Records from a collection:
----------

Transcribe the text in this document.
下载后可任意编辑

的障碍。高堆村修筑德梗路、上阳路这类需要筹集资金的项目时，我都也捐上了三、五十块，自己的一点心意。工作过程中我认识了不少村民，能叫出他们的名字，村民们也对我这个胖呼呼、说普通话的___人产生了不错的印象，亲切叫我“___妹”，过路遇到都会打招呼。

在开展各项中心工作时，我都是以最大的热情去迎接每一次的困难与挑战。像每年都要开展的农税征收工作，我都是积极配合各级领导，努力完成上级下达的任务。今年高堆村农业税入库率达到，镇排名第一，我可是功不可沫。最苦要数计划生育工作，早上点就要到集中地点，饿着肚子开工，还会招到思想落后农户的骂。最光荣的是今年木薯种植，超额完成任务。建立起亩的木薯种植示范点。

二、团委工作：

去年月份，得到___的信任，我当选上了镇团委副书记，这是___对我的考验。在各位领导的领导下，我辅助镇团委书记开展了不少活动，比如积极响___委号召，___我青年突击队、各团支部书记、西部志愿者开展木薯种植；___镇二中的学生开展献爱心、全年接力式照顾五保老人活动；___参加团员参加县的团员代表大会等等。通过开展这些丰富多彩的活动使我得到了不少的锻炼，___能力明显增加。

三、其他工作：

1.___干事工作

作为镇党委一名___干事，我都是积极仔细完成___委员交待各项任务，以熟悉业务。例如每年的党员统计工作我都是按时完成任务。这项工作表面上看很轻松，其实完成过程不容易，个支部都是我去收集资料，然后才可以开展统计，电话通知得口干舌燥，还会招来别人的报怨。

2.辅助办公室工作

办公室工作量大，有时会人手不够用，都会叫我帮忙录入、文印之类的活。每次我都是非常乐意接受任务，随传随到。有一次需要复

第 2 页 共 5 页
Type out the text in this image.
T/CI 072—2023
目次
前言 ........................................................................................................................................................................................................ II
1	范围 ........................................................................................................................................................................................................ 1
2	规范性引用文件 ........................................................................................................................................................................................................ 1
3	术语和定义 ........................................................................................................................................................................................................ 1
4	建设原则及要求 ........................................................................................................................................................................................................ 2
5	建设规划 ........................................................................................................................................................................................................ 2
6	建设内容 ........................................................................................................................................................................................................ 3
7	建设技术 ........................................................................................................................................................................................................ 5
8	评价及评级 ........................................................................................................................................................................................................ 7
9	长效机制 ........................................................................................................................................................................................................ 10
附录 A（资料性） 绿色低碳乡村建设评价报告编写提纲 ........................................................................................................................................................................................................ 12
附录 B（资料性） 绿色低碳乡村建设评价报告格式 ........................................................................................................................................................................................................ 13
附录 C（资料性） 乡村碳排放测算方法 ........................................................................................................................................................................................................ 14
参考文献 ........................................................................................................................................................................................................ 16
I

----------

Work to be completed.
Above are some records. Print them all exactly.

Answer.
Transcribe the text in this document.
下载后可任意编辑

的障碍。高堆村修筑德梗路、上阳路这类需要筹集资金的项目时，我都也捐上了三、五十块，自己的一点心意。工作过程中我认识了不少村民，能叫出他们的名字，村民们也对我这个胖呼呼、说普通话的___人产生了不错的印象，亲切叫我“___妹”，过路遇到都会打招呼。

在开展各项中心工作时，我都是以最大的热情去迎接每一次的困难与挑战。像每年都要开展的农税征收工作，我都是积极配合各级领导，努力完成上级下达的任务。今年高堆村农业税入库率达到，镇排名第一，我可是功不可沫。最苦要数计划生育工作，早上点就要到集中地点，饿着肚子开工，还会招到思想落后农户的骂。最光荣的是今年木薯种植，超额完成任务。建立起亩的木薯种植示范点。

二、团委工作：

去年月份，得到___的信任，我当选上了镇团委副书记，这是___对我的考验。在各位领导的领导下，我辅助镇团委书记开展了不少活动，比如积极响___委号召，___我青年突击队、各团支部书记、西部志愿者开展木薯种植；___镇二中的学生开展献爱心、全年接力式照顾五保老人活动；___参加团员参加县的团员代表大会等等。通过开展这些丰富多彩的活动使我得到了不少的锻炼，___能力明显增加。

三、其他工作：

1.___干事工作

作为镇党委一名___干事，我都是积极仔细完成___委员交待各项任务，以熟悉业务。例如每年的党员统计工作我都是按时完成任务。这项工作表面上看很轻松，其实完成过程不容易，个支部都是我去收集资料，然后才可以开展统计，电话通知得口干舌燥，还会招来别人的报怨。

2.辅助办公室工作

办公室工作量大，有时会人手不够用，都会叫我帮忙录入、文印之类的活。每次我都是非常乐意接受任务，随传随到。有一次需要复

第 2 页 共 5 页
Type out the text in this image.
T/CI 072—2023
目次
前言 ........................................................................................................................................................................................................ II
1	范围 ........................................................................................................................................................................................................ 1
2	规范性引用文件 ........................................................................................................................................................................................................ 1
3	术语和定义 ........................................................................................................................................................................................................ 1
4	建设原则及要求 ........................................................................................................................................................................................................ 2
5	建设规划 ........................................................................................................................................................................................................ 2
6	建设内容 ........................................................................................................................................................................................................ 3
7	建设技术 ........................................................................................................................................................................................................ 5
8	评价及评级 ........................................................................................................................................................................................................ 7
9	长效机制 ........................................................................................................................................................................................................ 10
附录 A（资料性） 绿色低碳乡村建设评价报告编写提纲 ........................................................................................................................................................................................................ 12
附录 B（资料性） 绿色低碳乡村建设评价报告格式 ........................................................................................................................................................................................................ 13
附录 C（资料性） 乡村碳排放测算方法 ........................................................................................................................................................................................................ 14
参考文献 ........................................................................................................................................................................................................ 16
I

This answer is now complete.